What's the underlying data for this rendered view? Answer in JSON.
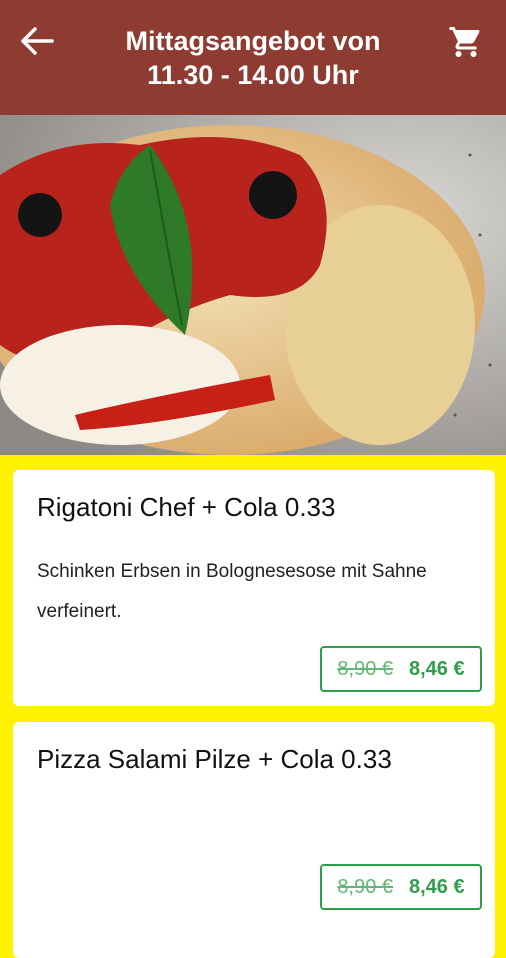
{
  "header": {
    "title": "Mittagsangebot von\n11.30 - 14.00 Uhr",
    "back_icon": "arrow-left-icon",
    "cart_icon": "shopping-cart-icon"
  },
  "hero": {
    "description": "pizza"
  },
  "colors": {
    "header": "#8E3B32",
    "background": "#FFF200",
    "price": "#2F9E4A"
  },
  "products": [
    {
      "name": "Rigatoni Chef + Cola 0.33",
      "description": "Schinken Erbsen in Bolognesesose mit Sahne verfeinert.",
      "old_price": "8,90 €",
      "new_price": "8,46 €"
    },
    {
      "name": "Pizza Salami Pilze + Cola 0.33",
      "description": "",
      "old_price": "8,90 €",
      "new_price": "8,46 €"
    }
  ]
}
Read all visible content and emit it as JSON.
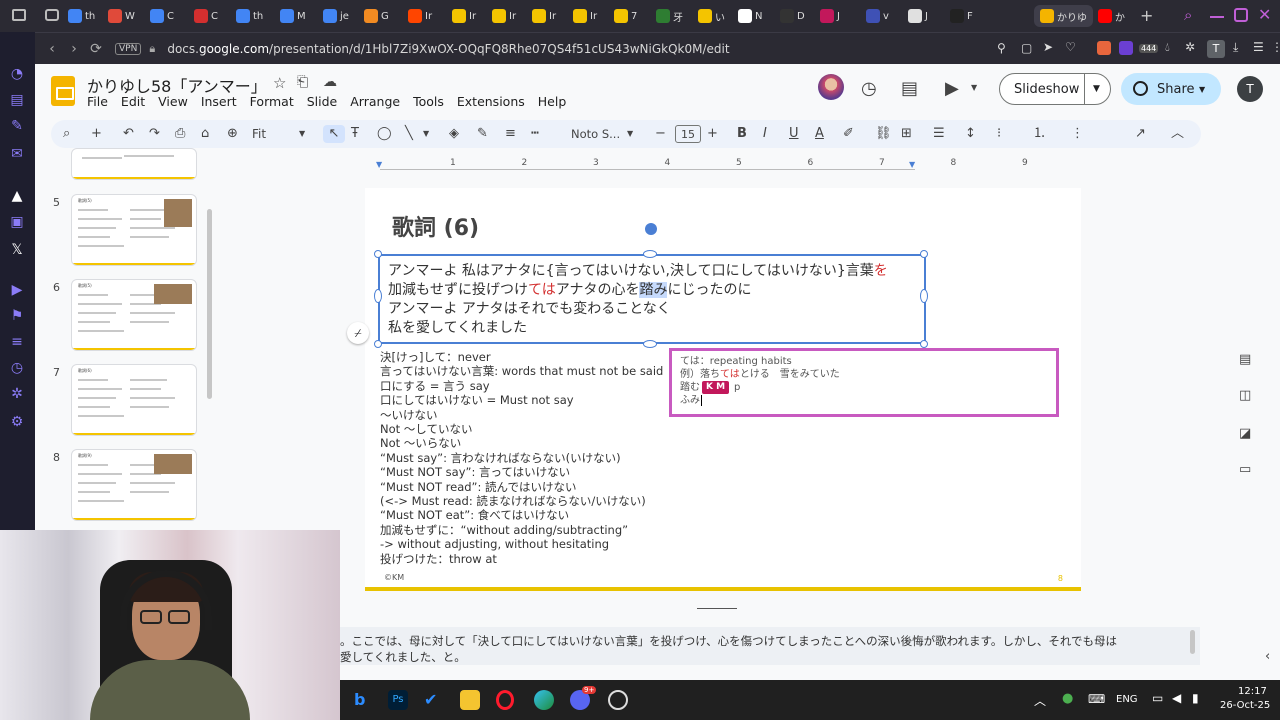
{
  "browser": {
    "tabs": [
      {
        "label": "th",
        "color": "#4285f4"
      },
      {
        "label": "W",
        "color": "#e04a3a"
      },
      {
        "label": "C",
        "color": "#4285f4"
      },
      {
        "label": "C",
        "color": "#d32f2f"
      },
      {
        "label": "th",
        "color": "#4285f4"
      },
      {
        "label": "M",
        "color": "#4285f4"
      },
      {
        "label": "je",
        "color": "#4285f4"
      },
      {
        "label": "G",
        "color": "#f28b22"
      },
      {
        "label": "Ir",
        "color": "#ff4500"
      },
      {
        "label": "Ir",
        "color": "#f4c400"
      },
      {
        "label": "Ir",
        "color": "#f4c400"
      },
      {
        "label": "Ir",
        "color": "#f4c400"
      },
      {
        "label": "Ir",
        "color": "#f4c400"
      },
      {
        "label": "7",
        "color": "#f4c400"
      },
      {
        "label": "牙",
        "color": "#2e7d32"
      },
      {
        "label": "い",
        "color": "#f4c400"
      },
      {
        "label": "N",
        "color": "#ffffff"
      },
      {
        "label": "D",
        "color": "#333333"
      },
      {
        "label": "J",
        "color": "#c2185b"
      },
      {
        "label": "v",
        "color": "#3f51b5"
      },
      {
        "label": "J",
        "color": "#e0e0e0"
      },
      {
        "label": "F",
        "color": "#222222"
      }
    ],
    "active_tab": "かりゆ",
    "last_tab": "か",
    "url_prefix": "docs.",
    "url_domain": "google.com",
    "url_path": "/presentation/d/1Hbl7Zi9XwOX-OQqFQ8Rhe07QS4f51cUS43wNiGkQk0M/edit",
    "vpn_label": "VPN",
    "badge_count": "444",
    "profile_letter": "T"
  },
  "docs": {
    "title": "かりゆし58「アンマー」",
    "menu": [
      "File",
      "Edit",
      "View",
      "Insert",
      "Format",
      "Slide",
      "Arrange",
      "Tools",
      "Extensions",
      "Help"
    ],
    "slideshow_label": "Slideshow",
    "share_label": "Share",
    "avatar_letter": "T",
    "toolbar": {
      "zoom": "Fit",
      "font": "Noto S...",
      "font_size": "15"
    }
  },
  "slides_panel": {
    "slides": [
      {
        "number": "5",
        "title": "歌詞(5)"
      },
      {
        "number": "6",
        "title": "歌詞(5)"
      },
      {
        "number": "7",
        "title": "歌詞(6)"
      },
      {
        "number": "8",
        "title": "歌詞(9)"
      }
    ]
  },
  "ruler": [
    "1",
    "2",
    "3",
    "4",
    "5",
    "6",
    "7",
    "8",
    "9"
  ],
  "slide": {
    "title": "歌詞 (6)",
    "lyrics": {
      "line1_a": "アンマーよ 私はアナタに{言ってはいけない,決して口にしてはいけない}言葉",
      "line1_red": "を",
      "line2_a": "加減もせずに投げつけ",
      "line2_red": "ては",
      "line2_b": "アナタの心を",
      "line2_hl": "踏み",
      "line2_c": "にじったのに",
      "line3": "アンマーよ アナタはそれでも変わることなく",
      "line4": "私を愛してくれました"
    },
    "notes": [
      "決[けっ]して：never",
      "言ってはいけない言葉: words that must not be said",
      "口にする = 言う say",
      "口にしてはいけない = Must not say",
      "〜いけない",
      "Not 〜していない",
      "Not 〜いらない",
      "“Must say”:  言わなければならない(いけない)",
      "“Must NOT say”: 言ってはいけない",
      "“Must NOT read”: 読んではいけない",
      "(<-> Must read: 読まなければならない/いけない)",
      "“Must NOT eat”: 食べてはいけない",
      "加減もせずに：“without adding/subtracting”",
      "-> without adjusting, without hesitating",
      "投げつけた：throw at"
    ],
    "popup": {
      "line1": "ては：repeating habits",
      "line2_a": "例）落ち",
      "line2_red": "ては",
      "line2_b": "とける　雪をみていた",
      "line3": "踏む",
      "line3_tail": "p",
      "line4": "ふみ",
      "badge": "K M"
    },
    "footer": "©KM",
    "page_number": "8"
  },
  "speaker_notes": {
    "line1": "。ここでは、母に対して「決して口にしてはいけない言葉」を投げつけ、心を傷つけてしまったことへの深い後悔が歌われます。しかし、それでも母は",
    "line2": "愛してくれました、と。"
  },
  "taskbar": {
    "lang": "ENG",
    "time": "12:17",
    "date": "26-Oct-25",
    "discord_badge": "9+"
  }
}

·····

Give the number of lines that hold the word "name" in these records, with nothing added.

• _Right answer_: 2